Extract each line from the entries below that has the string "offset" in it.

--- start of Excerpted data ---

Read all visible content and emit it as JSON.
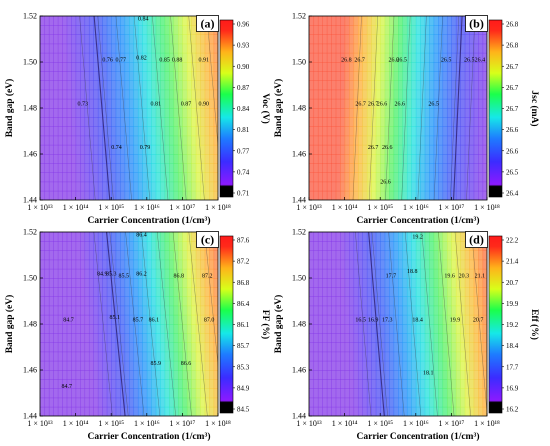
{
  "chart_data": [
    {
      "id": "a",
      "type": "heatmap",
      "panel_label": "(a)",
      "xlabel": "Carrier Concentration (1/cm³)",
      "ylabel": "Band gap (eV)",
      "x_ticks": [
        "1 × 10¹³",
        "1 × 10¹⁴",
        "1 × 10¹⁵",
        "1 × 10¹⁶",
        "1 × 10¹⁷",
        "1 × 10¹⁸"
      ],
      "x_log_range": [
        13,
        18
      ],
      "y_ticks": [
        "1.44",
        "1.46",
        "1.48",
        "1.50",
        "1.52"
      ],
      "ylim": [
        1.44,
        1.52
      ],
      "colorbar_label": "Voc (V)",
      "colorbar_ticks": [
        "0.71",
        "0.74",
        "0.77",
        "0.81",
        "0.84",
        "0.87",
        "0.90",
        "0.93",
        "0.96"
      ],
      "colorbar_range": [
        0.71,
        0.96
      ],
      "contour_labels": [
        {
          "text": "0.84",
          "x": 15.9,
          "y": 1.519
        },
        {
          "text": "0.76",
          "x": 14.9,
          "y": 1.501
        },
        {
          "text": "0.77",
          "x": 15.27,
          "y": 1.501
        },
        {
          "text": "0.82",
          "x": 15.85,
          "y": 1.502
        },
        {
          "text": "0.85",
          "x": 16.5,
          "y": 1.501
        },
        {
          "text": "0.88",
          "x": 16.85,
          "y": 1.501
        },
        {
          "text": "0.91",
          "x": 17.6,
          "y": 1.501
        },
        {
          "text": "0.73",
          "x": 14.2,
          "y": 1.482
        },
        {
          "text": "0.81",
          "x": 16.25,
          "y": 1.482
        },
        {
          "text": "0.87",
          "x": 17.1,
          "y": 1.482
        },
        {
          "text": "0.90",
          "x": 17.6,
          "y": 1.482
        },
        {
          "text": "0.74",
          "x": 15.15,
          "y": 1.463
        },
        {
          "text": "0.79",
          "x": 15.95,
          "y": 1.463
        }
      ],
      "field": {
        "slope": 5.5,
        "offset": 1.52,
        "vmin": 0.71,
        "vmax": 0.96,
        "tmin": 13.6,
        "tmax": 18.2
      }
    },
    {
      "id": "b",
      "type": "heatmap",
      "panel_label": "(b)",
      "xlabel": "Carrier Concentration (1/cm³)",
      "ylabel": "Band gap (eV)",
      "x_ticks": [
        "1 × 10¹³",
        "1 × 10¹⁴",
        "1 × 10¹⁵",
        "1 × 10¹⁶",
        "1 × 10¹⁷",
        "1 × 10¹⁸"
      ],
      "x_log_range": [
        13,
        18
      ],
      "y_ticks": [
        "1.44",
        "1.46",
        "1.48",
        "1.50",
        "1.52"
      ],
      "ylim": [
        1.44,
        1.52
      ],
      "colorbar_label": "Jsc (mA)",
      "colorbar_ticks": [
        "26.4",
        "26.5",
        "26.6",
        "26.6",
        "26.7",
        "26.7",
        "26.7",
        "26.8",
        "26.8"
      ],
      "colorbar_range": [
        26.4,
        26.8
      ],
      "contour_labels": [
        {
          "text": "26.8",
          "x": 14.05,
          "y": 1.501
        },
        {
          "text": "26.7",
          "x": 14.42,
          "y": 1.501
        },
        {
          "text": "26.6",
          "x": 15.38,
          "y": 1.501
        },
        {
          "text": "26.5",
          "x": 15.6,
          "y": 1.501
        },
        {
          "text": "26.5",
          "x": 16.85,
          "y": 1.501
        },
        {
          "text": "26.5",
          "x": 17.5,
          "y": 1.501
        },
        {
          "text": "26.4",
          "x": 17.8,
          "y": 1.501
        },
        {
          "text": "26.7",
          "x": 14.45,
          "y": 1.482
        },
        {
          "text": "26.7",
          "x": 14.8,
          "y": 1.482
        },
        {
          "text": "26.6",
          "x": 15.05,
          "y": 1.482
        },
        {
          "text": "26.6",
          "x": 15.55,
          "y": 1.482
        },
        {
          "text": "26.5",
          "x": 16.5,
          "y": 1.482
        },
        {
          "text": "26.7",
          "x": 14.8,
          "y": 1.463
        },
        {
          "text": "26.6",
          "x": 15.2,
          "y": 1.463
        },
        {
          "text": "26.6",
          "x": 15.15,
          "y": 1.448
        }
      ],
      "field": {
        "slope": -3.0,
        "offset": 1.48,
        "vmin": 26.4,
        "vmax": 26.8,
        "tmin": 13.9,
        "tmax": 18.0,
        "reverse": true
      }
    },
    {
      "id": "c",
      "type": "heatmap",
      "panel_label": "(c)",
      "xlabel": "Carrier Concentration (1/cm³)",
      "ylabel": "Band gap (eV)",
      "x_ticks": [
        "1 × 10¹³",
        "1 × 10¹⁴",
        "1 × 10¹⁵",
        "1 × 10¹⁶",
        "1 × 10¹⁷",
        "1 × 10¹⁸"
      ],
      "x_log_range": [
        13,
        18
      ],
      "y_ticks": [
        "1.44",
        "1.46",
        "1.48",
        "1.50",
        "1.52"
      ],
      "ylim": [
        1.44,
        1.52
      ],
      "colorbar_label": "FF (%)",
      "colorbar_ticks": [
        "84.5",
        "84.9",
        "85.3",
        "85.7",
        "86.1",
        "86.4",
        "86.8",
        "87.2",
        "87.6"
      ],
      "colorbar_range": [
        84.5,
        87.6
      ],
      "contour_labels": [
        {
          "text": "86.4",
          "x": 15.85,
          "y": 1.519
        },
        {
          "text": "84.9",
          "x": 14.75,
          "y": 1.502
        },
        {
          "text": "85.3",
          "x": 15.0,
          "y": 1.502
        },
        {
          "text": "85.5",
          "x": 15.35,
          "y": 1.501
        },
        {
          "text": "86.2",
          "x": 15.85,
          "y": 1.502
        },
        {
          "text": "86.8",
          "x": 16.9,
          "y": 1.501
        },
        {
          "text": "87.2",
          "x": 17.7,
          "y": 1.501
        },
        {
          "text": "84.7",
          "x": 13.8,
          "y": 1.482
        },
        {
          "text": "85.1",
          "x": 15.1,
          "y": 1.483
        },
        {
          "text": "85.7",
          "x": 15.75,
          "y": 1.482
        },
        {
          "text": "86.1",
          "x": 16.2,
          "y": 1.482
        },
        {
          "text": "87.0",
          "x": 17.75,
          "y": 1.482
        },
        {
          "text": "85.9",
          "x": 16.25,
          "y": 1.463
        },
        {
          "text": "86.6",
          "x": 17.1,
          "y": 1.463
        },
        {
          "text": "84.7",
          "x": 13.75,
          "y": 1.453
        }
      ],
      "field": {
        "slope": 6.5,
        "offset": 1.5,
        "vmin": 84.5,
        "vmax": 87.6,
        "tmin": 14.2,
        "tmax": 18.2
      }
    },
    {
      "id": "d",
      "type": "heatmap",
      "panel_label": "(d)",
      "xlabel": "Carrier Concentration (1/cm³)",
      "ylabel": "Band gap (eV)",
      "x_ticks": [
        "1 × 10¹³",
        "1 × 10¹⁴",
        "1 × 10¹⁵",
        "1 × 10¹⁶",
        "1 × 10¹⁷",
        "1 × 10¹⁸"
      ],
      "x_log_range": [
        13,
        18
      ],
      "y_ticks": [
        "1.44",
        "1.46",
        "1.48",
        "1.50",
        "1.52"
      ],
      "ylim": [
        1.44,
        1.52
      ],
      "colorbar_label": "Eff (%)",
      "colorbar_ticks": [
        "16.2",
        "16.9",
        "17.7",
        "18.4",
        "19.2",
        "19.9",
        "20.7",
        "21.4",
        "22.2"
      ],
      "colorbar_range": [
        16.2,
        22.2
      ],
      "contour_labels": [
        {
          "text": "19.2",
          "x": 16.05,
          "y": 1.518
        },
        {
          "text": "17.7",
          "x": 15.3,
          "y": 1.501
        },
        {
          "text": "18.8",
          "x": 15.9,
          "y": 1.503
        },
        {
          "text": "19.6",
          "x": 16.95,
          "y": 1.501
        },
        {
          "text": "20.3",
          "x": 17.35,
          "y": 1.501
        },
        {
          "text": "21.1",
          "x": 17.8,
          "y": 1.501
        },
        {
          "text": "16.5",
          "x": 14.45,
          "y": 1.482
        },
        {
          "text": "16.9",
          "x": 14.8,
          "y": 1.482
        },
        {
          "text": "17.3",
          "x": 15.2,
          "y": 1.482
        },
        {
          "text": "18.4",
          "x": 16.05,
          "y": 1.482
        },
        {
          "text": "19.9",
          "x": 17.1,
          "y": 1.482
        },
        {
          "text": "20.7",
          "x": 17.75,
          "y": 1.482
        },
        {
          "text": "18.1",
          "x": 16.35,
          "y": 1.459
        }
      ],
      "field": {
        "slope": 5.5,
        "offset": 1.49,
        "vmin": 16.2,
        "vmax": 22.2,
        "tmin": 14.0,
        "tmax": 18.2
      }
    }
  ]
}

--- end of Excerpted data ---

_Written response:_
        "offset": 1.52,
        "offset": 1.48,
        "offset": 1.5,
        "offset": 1.49,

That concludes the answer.